Your objective
Produce the listing below again, exactly as shown.

Record list
>> begin
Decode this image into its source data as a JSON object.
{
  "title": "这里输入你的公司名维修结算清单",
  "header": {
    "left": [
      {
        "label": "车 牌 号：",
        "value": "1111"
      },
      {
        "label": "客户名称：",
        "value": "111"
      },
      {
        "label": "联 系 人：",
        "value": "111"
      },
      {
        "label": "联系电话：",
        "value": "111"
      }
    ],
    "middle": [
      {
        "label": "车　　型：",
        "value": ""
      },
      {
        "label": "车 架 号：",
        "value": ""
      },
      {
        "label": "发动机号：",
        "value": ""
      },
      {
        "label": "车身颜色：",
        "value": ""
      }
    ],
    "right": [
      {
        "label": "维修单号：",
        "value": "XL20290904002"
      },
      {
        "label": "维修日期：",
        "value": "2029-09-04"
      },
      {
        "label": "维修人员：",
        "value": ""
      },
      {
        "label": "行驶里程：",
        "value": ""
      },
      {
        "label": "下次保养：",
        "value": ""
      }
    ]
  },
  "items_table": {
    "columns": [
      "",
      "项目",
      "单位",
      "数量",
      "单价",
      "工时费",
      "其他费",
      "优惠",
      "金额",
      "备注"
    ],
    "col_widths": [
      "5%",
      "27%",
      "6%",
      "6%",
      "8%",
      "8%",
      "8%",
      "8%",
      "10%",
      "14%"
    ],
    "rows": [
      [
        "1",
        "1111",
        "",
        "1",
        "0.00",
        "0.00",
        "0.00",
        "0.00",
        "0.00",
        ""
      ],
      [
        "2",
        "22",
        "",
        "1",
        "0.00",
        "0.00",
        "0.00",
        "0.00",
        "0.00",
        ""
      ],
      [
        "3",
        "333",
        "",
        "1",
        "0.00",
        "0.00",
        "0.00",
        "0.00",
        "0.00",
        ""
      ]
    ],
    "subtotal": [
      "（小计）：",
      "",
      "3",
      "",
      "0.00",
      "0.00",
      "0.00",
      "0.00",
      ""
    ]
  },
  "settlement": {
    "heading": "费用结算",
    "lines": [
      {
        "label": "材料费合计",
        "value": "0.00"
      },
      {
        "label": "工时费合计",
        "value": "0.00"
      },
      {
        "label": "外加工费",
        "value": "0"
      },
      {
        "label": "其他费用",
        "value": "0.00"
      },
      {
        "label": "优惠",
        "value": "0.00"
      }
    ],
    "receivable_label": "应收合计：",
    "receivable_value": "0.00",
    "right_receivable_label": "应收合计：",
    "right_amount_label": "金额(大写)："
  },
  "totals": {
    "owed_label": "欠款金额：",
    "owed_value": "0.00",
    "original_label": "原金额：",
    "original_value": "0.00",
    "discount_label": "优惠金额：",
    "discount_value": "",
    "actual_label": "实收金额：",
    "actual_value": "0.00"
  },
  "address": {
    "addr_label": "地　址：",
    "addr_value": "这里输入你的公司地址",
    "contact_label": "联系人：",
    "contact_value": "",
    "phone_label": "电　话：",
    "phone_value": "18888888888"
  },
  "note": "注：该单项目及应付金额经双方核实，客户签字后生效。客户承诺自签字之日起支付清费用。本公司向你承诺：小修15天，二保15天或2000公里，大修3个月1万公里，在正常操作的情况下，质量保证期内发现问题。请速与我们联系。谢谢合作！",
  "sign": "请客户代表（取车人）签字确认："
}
>> end
Solution to this exercise
Decode this image into its source data as a JSON object.
{
  "title": "这里输入你的公司名维修结算清单",
  "header": {
    "left": [
      {
        "label": "车 牌 号：",
        "value": "1111"
      },
      {
        "label": "客户名称：",
        "value": "111"
      },
      {
        "label": "联 系 人：",
        "value": "111"
      },
      {
        "label": "联系电话：",
        "value": "111"
      }
    ],
    "middle": [
      {
        "label": "车　　型：",
        "value": ""
      },
      {
        "label": "车 架 号：",
        "value": ""
      },
      {
        "label": "发动机号：",
        "value": ""
      },
      {
        "label": "车身颜色：",
        "value": ""
      }
    ],
    "right": [
      {
        "label": "维修单号：",
        "value": "XL20290904002"
      },
      {
        "label": "维修日期：",
        "value": "2029-09-04"
      },
      {
        "label": "维修人员：",
        "value": ""
      },
      {
        "label": "行驶里程：",
        "value": ""
      },
      {
        "label": "下次保养：",
        "value": ""
      }
    ]
  },
  "items_table": {
    "columns": [
      "",
      "项目",
      "单位",
      "数量",
      "单价",
      "工时费",
      "其他费",
      "优惠",
      "金额",
      "备注"
    ],
    "col_widths": [
      "5%",
      "27%",
      "6%",
      "6%",
      "8%",
      "8%",
      "8%",
      "8%",
      "10%",
      "14%"
    ],
    "rows": [
      [
        "1",
        "1111",
        "",
        "1",
        "0.00",
        "0.00",
        "0.00",
        "0.00",
        "0.00",
        ""
      ],
      [
        "2",
        "22",
        "",
        "1",
        "0.00",
        "0.00",
        "0.00",
        "0.00",
        "0.00",
        ""
      ],
      [
        "3",
        "333",
        "",
        "1",
        "0.00",
        "0.00",
        "0.00",
        "0.00",
        "0.00",
        ""
      ]
    ],
    "subtotal": [
      "（小计）：",
      "",
      "3",
      "",
      "0.00",
      "0.00",
      "0.00",
      "0.00",
      ""
    ]
  },
  "settlement": {
    "heading": "费用结算",
    "lines": [
      {
        "label": "材料费合计",
        "value": "0.00"
      },
      {
        "label": "工时费合计",
        "value": "0.00"
      },
      {
        "label": "外加工费",
        "value": "0"
      },
      {
        "label": "其他费用",
        "value": "0.00"
      },
      {
        "label": "优惠",
        "value": "0.00"
      }
    ],
    "receivable_label": "应收合计：",
    "receivable_value": "0.00",
    "right_receivable_label": "应收合计：",
    "right_amount_label": "金额(大写)："
  },
  "totals": {
    "owed_label": "欠款金额：",
    "owed_value": "0.00",
    "original_label": "原金额：",
    "original_value": "0.00",
    "discount_label": "优惠金额：",
    "discount_value": "",
    "actual_label": "实收金额：",
    "actual_value": "0.00"
  },
  "address": {
    "addr_label": "地　址：",
    "addr_value": "这里输入你的公司地址",
    "contact_label": "联系人：",
    "contact_value": "",
    "phone_label": "电　话：",
    "phone_value": "18888888888"
  },
  "note": "注：该单项目及应付金额经双方核实，客户签字后生效。客户承诺自签字之日起支付清费用。本公司向你承诺：小修15天，二保15天或2000公里，大修3个月1万公里，在正常操作的情况下，质量保证期内发现问题。请速与我们联系。谢谢合作！",
  "sign": "请客户代表（取车人）签字确认："
}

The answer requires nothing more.